▸ **DATA SUPPLIED**
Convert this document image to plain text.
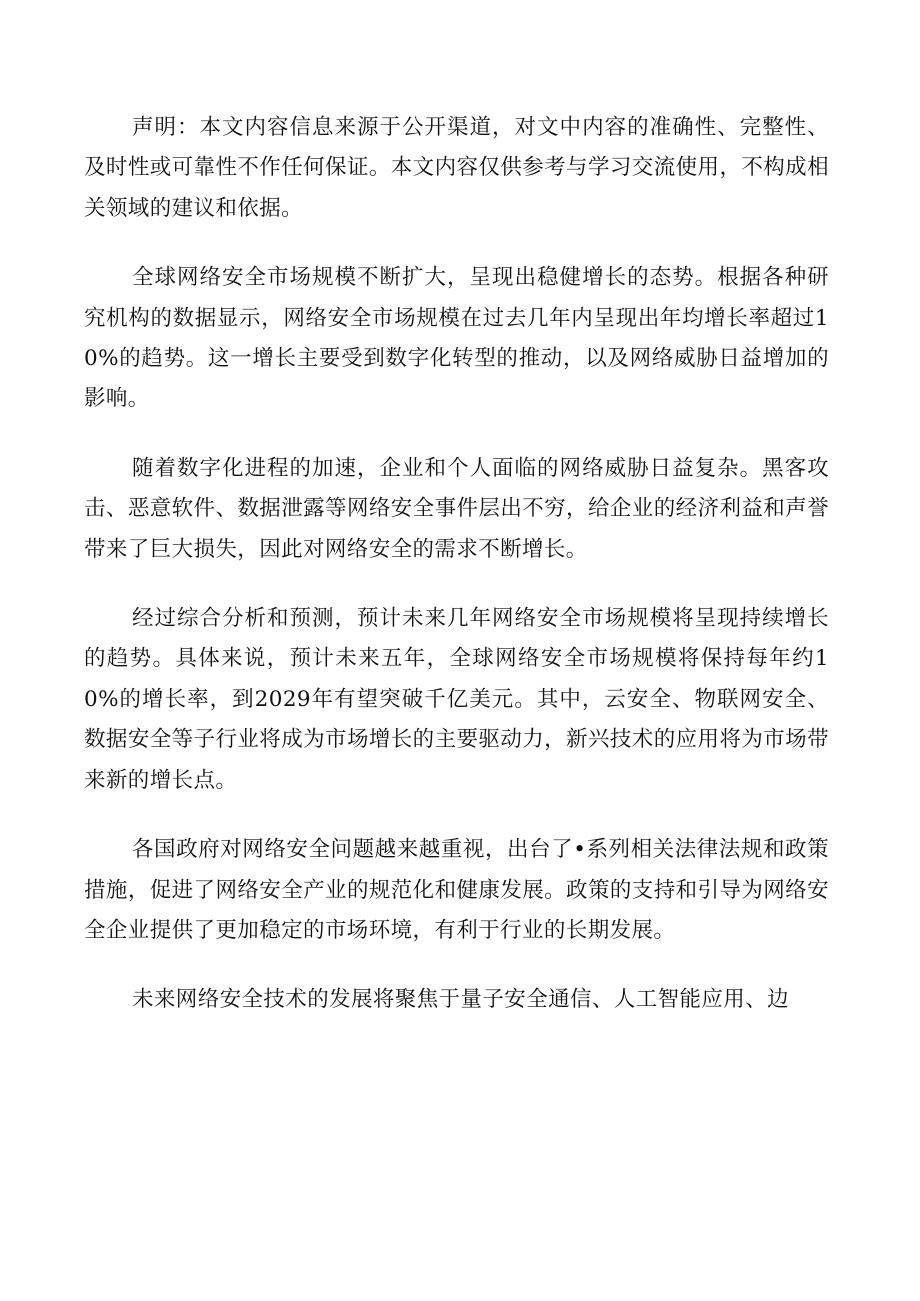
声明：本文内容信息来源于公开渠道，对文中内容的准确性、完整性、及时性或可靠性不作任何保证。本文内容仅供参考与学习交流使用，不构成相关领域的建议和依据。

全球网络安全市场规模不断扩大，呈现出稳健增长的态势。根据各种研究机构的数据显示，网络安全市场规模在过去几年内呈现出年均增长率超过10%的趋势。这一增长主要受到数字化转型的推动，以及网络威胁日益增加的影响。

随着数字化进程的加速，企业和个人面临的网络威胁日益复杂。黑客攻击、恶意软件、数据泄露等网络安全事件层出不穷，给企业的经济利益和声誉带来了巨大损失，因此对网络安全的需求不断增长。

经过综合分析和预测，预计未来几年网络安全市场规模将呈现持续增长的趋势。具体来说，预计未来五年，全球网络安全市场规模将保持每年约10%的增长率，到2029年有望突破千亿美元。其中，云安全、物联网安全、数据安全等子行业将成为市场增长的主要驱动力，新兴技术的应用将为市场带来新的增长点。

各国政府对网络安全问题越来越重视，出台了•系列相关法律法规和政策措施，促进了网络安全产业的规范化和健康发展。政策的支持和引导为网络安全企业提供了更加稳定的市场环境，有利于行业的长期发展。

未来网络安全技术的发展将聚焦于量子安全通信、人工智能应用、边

...

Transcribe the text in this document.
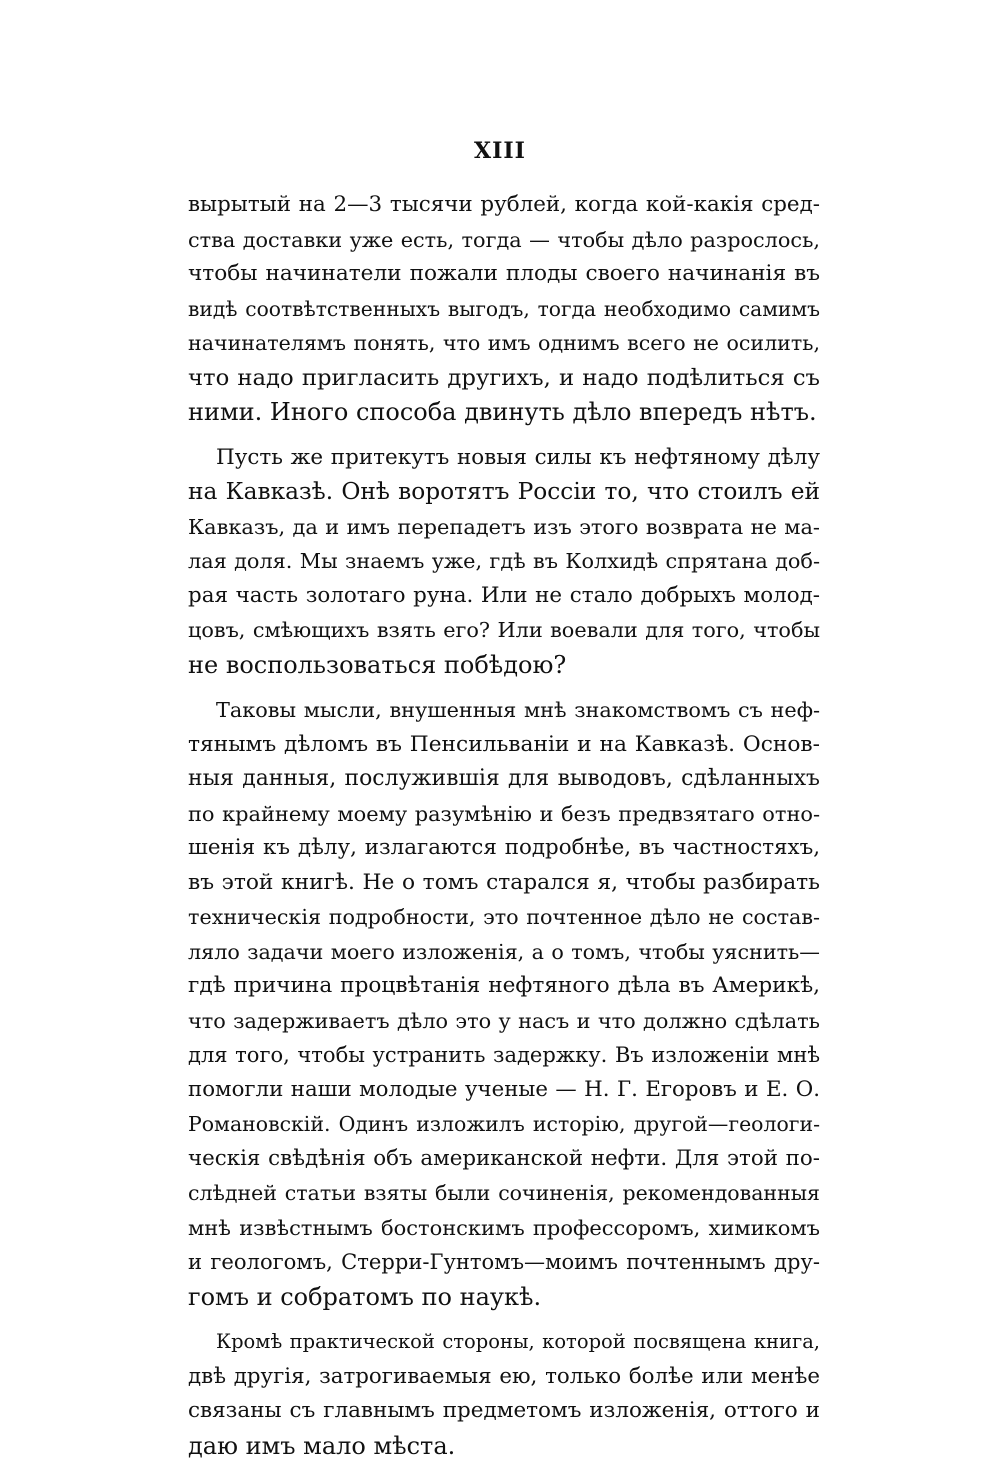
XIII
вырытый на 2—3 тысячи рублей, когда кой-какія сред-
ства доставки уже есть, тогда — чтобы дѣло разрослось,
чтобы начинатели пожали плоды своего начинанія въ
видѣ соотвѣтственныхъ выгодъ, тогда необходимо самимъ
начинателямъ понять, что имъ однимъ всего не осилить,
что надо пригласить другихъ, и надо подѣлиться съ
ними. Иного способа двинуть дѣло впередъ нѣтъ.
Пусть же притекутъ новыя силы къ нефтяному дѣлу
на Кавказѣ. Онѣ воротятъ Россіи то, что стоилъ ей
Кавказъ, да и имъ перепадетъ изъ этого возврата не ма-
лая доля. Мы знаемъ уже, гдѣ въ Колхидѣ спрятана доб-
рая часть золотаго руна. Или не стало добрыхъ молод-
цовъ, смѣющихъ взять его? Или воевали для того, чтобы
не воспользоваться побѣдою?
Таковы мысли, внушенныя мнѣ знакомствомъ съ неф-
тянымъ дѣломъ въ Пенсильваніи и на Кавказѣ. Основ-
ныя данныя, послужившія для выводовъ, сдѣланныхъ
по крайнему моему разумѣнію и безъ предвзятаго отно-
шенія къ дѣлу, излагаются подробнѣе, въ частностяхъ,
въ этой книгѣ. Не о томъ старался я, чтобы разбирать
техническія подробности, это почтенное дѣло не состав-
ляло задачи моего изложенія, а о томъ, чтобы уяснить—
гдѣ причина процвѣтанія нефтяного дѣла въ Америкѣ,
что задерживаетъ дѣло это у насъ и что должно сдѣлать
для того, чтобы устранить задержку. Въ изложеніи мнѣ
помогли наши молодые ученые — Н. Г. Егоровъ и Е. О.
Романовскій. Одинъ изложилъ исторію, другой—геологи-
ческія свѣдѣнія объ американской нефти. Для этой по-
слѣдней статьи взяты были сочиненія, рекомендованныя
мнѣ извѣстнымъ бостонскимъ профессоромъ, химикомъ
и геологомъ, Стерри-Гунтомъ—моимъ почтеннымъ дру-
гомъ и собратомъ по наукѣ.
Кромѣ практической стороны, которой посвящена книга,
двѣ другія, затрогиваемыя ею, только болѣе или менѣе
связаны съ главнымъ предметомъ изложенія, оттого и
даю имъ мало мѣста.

▸ **WRITTEN EXERCISE**
Pick out the lines containing the string "этой" and show them.

▸ **WRITTEN RESPONSE**
въ этой книгѣ. Не о томъ старался я, чтобы разбирать
ческія свѣдѣнія объ американской нефти. Для этой по-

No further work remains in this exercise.